Instructions to follow – Give the listing below again in full, exactly as written.

The input –
=-=-=-=-=

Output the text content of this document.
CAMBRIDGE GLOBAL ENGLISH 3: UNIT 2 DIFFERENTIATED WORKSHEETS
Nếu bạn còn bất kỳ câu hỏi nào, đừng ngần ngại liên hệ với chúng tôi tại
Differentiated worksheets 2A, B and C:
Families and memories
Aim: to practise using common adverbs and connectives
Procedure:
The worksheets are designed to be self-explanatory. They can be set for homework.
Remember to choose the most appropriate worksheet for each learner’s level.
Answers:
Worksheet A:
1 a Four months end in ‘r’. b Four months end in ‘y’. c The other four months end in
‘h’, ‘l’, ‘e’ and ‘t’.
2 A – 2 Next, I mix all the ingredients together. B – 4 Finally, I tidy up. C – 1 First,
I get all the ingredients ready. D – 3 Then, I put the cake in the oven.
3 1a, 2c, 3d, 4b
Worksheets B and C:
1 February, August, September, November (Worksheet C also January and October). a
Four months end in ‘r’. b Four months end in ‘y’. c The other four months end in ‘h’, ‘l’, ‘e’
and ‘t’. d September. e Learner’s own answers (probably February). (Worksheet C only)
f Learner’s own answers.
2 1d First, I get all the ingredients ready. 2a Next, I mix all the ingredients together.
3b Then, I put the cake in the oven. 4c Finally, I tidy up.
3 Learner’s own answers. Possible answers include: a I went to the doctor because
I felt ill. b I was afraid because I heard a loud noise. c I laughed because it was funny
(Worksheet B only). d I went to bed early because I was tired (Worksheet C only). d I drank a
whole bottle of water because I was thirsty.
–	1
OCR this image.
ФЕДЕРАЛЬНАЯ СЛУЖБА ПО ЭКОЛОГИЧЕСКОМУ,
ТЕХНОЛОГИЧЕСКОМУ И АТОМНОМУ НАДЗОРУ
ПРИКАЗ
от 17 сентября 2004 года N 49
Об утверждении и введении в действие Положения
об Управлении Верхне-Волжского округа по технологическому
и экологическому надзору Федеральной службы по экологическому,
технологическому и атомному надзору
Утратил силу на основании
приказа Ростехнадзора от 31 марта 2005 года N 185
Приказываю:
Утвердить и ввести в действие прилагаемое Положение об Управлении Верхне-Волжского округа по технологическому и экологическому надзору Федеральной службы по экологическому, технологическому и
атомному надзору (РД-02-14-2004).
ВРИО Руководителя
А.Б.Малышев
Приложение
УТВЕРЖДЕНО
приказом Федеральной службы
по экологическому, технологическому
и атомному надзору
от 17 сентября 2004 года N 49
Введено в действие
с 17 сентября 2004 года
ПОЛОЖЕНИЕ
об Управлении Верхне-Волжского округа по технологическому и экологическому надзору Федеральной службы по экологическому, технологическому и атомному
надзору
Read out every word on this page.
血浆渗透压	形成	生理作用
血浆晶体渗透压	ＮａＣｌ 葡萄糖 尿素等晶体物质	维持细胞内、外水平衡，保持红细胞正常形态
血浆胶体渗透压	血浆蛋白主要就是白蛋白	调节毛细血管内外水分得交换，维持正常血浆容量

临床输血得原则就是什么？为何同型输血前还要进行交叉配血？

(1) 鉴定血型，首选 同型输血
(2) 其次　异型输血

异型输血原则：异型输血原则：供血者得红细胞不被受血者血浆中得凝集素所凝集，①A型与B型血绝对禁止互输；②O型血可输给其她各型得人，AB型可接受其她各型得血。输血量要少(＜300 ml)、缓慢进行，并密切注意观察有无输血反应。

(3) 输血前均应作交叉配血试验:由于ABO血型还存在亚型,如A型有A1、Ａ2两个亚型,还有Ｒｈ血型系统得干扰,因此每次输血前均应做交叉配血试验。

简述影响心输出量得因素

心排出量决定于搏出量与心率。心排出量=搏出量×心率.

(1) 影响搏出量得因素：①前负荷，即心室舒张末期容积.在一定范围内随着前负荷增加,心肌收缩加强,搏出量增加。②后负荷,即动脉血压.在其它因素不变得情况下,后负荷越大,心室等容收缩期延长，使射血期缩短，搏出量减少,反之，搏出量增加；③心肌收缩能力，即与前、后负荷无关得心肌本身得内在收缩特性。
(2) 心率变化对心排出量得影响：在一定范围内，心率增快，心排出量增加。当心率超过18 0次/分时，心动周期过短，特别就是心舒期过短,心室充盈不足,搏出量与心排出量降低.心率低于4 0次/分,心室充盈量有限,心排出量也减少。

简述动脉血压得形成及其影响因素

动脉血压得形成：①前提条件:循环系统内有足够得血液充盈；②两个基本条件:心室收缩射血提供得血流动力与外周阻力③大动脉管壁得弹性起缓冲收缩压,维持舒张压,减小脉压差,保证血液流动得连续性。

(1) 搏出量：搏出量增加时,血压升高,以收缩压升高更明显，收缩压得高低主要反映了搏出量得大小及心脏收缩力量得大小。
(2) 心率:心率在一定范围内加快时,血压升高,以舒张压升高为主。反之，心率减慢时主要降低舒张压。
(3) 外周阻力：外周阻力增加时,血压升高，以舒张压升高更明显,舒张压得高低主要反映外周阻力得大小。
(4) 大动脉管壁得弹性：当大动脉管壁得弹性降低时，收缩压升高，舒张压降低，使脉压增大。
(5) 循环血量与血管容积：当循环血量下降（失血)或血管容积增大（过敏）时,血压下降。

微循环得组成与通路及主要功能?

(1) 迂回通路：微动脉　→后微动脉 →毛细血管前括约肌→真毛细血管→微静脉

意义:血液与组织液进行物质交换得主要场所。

=-=-=-=-=

Problem solution –
Output the text content of this document.
CAMBRIDGE GLOBAL ENGLISH 3: UNIT 2 DIFFERENTIATED WORKSHEETS
Nếu bạn còn bất kỳ câu hỏi nào, đừng ngần ngại liên hệ với chúng tôi tại
Differentiated worksheets 2A, B and C:
Families and memories
Aim: to practise using common adverbs and connectives
Procedure:
The worksheets are designed to be self-explanatory. They can be set for homework.
Remember to choose the most appropriate worksheet for each learner’s level.
Answers:
Worksheet A:
1 a Four months end in ‘r’. b Four months end in ‘y’. c The other four months end in
‘h’, ‘l’, ‘e’ and ‘t’.
2 A – 2 Next, I mix all the ingredients together. B – 4 Finally, I tidy up. C – 1 First,
I get all the ingredients ready. D – 3 Then, I put the cake in the oven.
3 1a, 2c, 3d, 4b
Worksheets B and C:
1 February, August, September, November (Worksheet C also January and October). a
Four months end in ‘r’. b Four months end in ‘y’. c The other four months end in ‘h’, ‘l’, ‘e’
and ‘t’. d September. e Learner’s own answers (probably February). (Worksheet C only)
f Learner’s own answers.
2 1d First, I get all the ingredients ready. 2a Next, I mix all the ingredients together.
3b Then, I put the cake in the oven. 4c Finally, I tidy up.
3 Learner’s own answers. Possible answers include: a I went to the doctor because
I felt ill. b I was afraid because I heard a loud noise. c I laughed because it was funny
(Worksheet B only). d I went to bed early because I was tired (Worksheet C only). d I drank a
whole bottle of water because I was thirsty.
–	1
OCR this image.
ФЕДЕРАЛЬНАЯ СЛУЖБА ПО ЭКОЛОГИЧЕСКОМУ,
ТЕХНОЛОГИЧЕСКОМУ И АТОМНОМУ НАДЗОРУ
ПРИКАЗ
от 17 сентября 2004 года N 49
Об утверждении и введении в действие Положения
об Управлении Верхне-Волжского округа по технологическому
и экологическому надзору Федеральной службы по экологическому,
технологическому и атомному надзору
Утратил силу на основании
приказа Ростехнадзора от 31 марта 2005 года N 185
Приказываю:
Утвердить и ввести в действие прилагаемое Положение об Управлении Верхне-Волжского округа по технологическому и экологическому надзору Федеральной службы по экологическому, технологическому и
атомному надзору (РД-02-14-2004).
ВРИО Руководителя
А.Б.Малышев
Приложение
УТВЕРЖДЕНО
приказом Федеральной службы
по экологическому, технологическому
и атомному надзору
от 17 сентября 2004 года N 49
Введено в действие
с 17 сентября 2004 года
ПОЛОЖЕНИЕ
об Управлении Верхне-Волжского округа по технологическому и экологическому надзору Федеральной службы по экологическому, технологическому и атомному
надзору
Read out every word on this page.
血浆渗透压	形成	生理作用
血浆晶体渗透压	ＮａＣｌ 葡萄糖 尿素等晶体物质	维持细胞内、外水平衡，保持红细胞正常形态
血浆胶体渗透压	血浆蛋白主要就是白蛋白	调节毛细血管内外水分得交换，维持正常血浆容量

临床输血得原则就是什么？为何同型输血前还要进行交叉配血？

(1) 鉴定血型，首选 同型输血
(2) 其次　异型输血

异型输血原则：异型输血原则：供血者得红细胞不被受血者血浆中得凝集素所凝集，①A型与B型血绝对禁止互输；②O型血可输给其她各型得人，AB型可接受其她各型得血。输血量要少(＜300 ml)、缓慢进行，并密切注意观察有无输血反应。

(3) 输血前均应作交叉配血试验:由于ABO血型还存在亚型,如A型有A1、Ａ2两个亚型,还有Ｒｈ血型系统得干扰,因此每次输血前均应做交叉配血试验。

简述影响心输出量得因素

心排出量决定于搏出量与心率。心排出量=搏出量×心率.

(1) 影响搏出量得因素：①前负荷，即心室舒张末期容积.在一定范围内随着前负荷增加,心肌收缩加强,搏出量增加。②后负荷,即动脉血压.在其它因素不变得情况下,后负荷越大,心室等容收缩期延长，使射血期缩短，搏出量减少,反之，搏出量增加；③心肌收缩能力，即与前、后负荷无关得心肌本身得内在收缩特性。
(2) 心率变化对心排出量得影响：在一定范围内，心率增快，心排出量增加。当心率超过18 0次/分时，心动周期过短，特别就是心舒期过短,心室充盈不足,搏出量与心排出量降低.心率低于4 0次/分,心室充盈量有限,心排出量也减少。

简述动脉血压得形成及其影响因素

动脉血压得形成：①前提条件:循环系统内有足够得血液充盈；②两个基本条件:心室收缩射血提供得血流动力与外周阻力③大动脉管壁得弹性起缓冲收缩压,维持舒张压,减小脉压差,保证血液流动得连续性。

(1) 搏出量：搏出量增加时,血压升高,以收缩压升高更明显，收缩压得高低主要反映了搏出量得大小及心脏收缩力量得大小。
(2) 心率:心率在一定范围内加快时,血压升高,以舒张压升高为主。反之，心率减慢时主要降低舒张压。
(3) 外周阻力：外周阻力增加时,血压升高，以舒张压升高更明显,舒张压得高低主要反映外周阻力得大小。
(4) 大动脉管壁得弹性：当大动脉管壁得弹性降低时，收缩压升高，舒张压降低，使脉压增大。
(5) 循环血量与血管容积：当循环血量下降（失血)或血管容积增大（过敏）时,血压下降。

微循环得组成与通路及主要功能?

(1) 迂回通路：微动脉　→后微动脉 →毛细血管前括约肌→真毛细血管→微静脉

意义:血液与组织液进行物质交换得主要场所。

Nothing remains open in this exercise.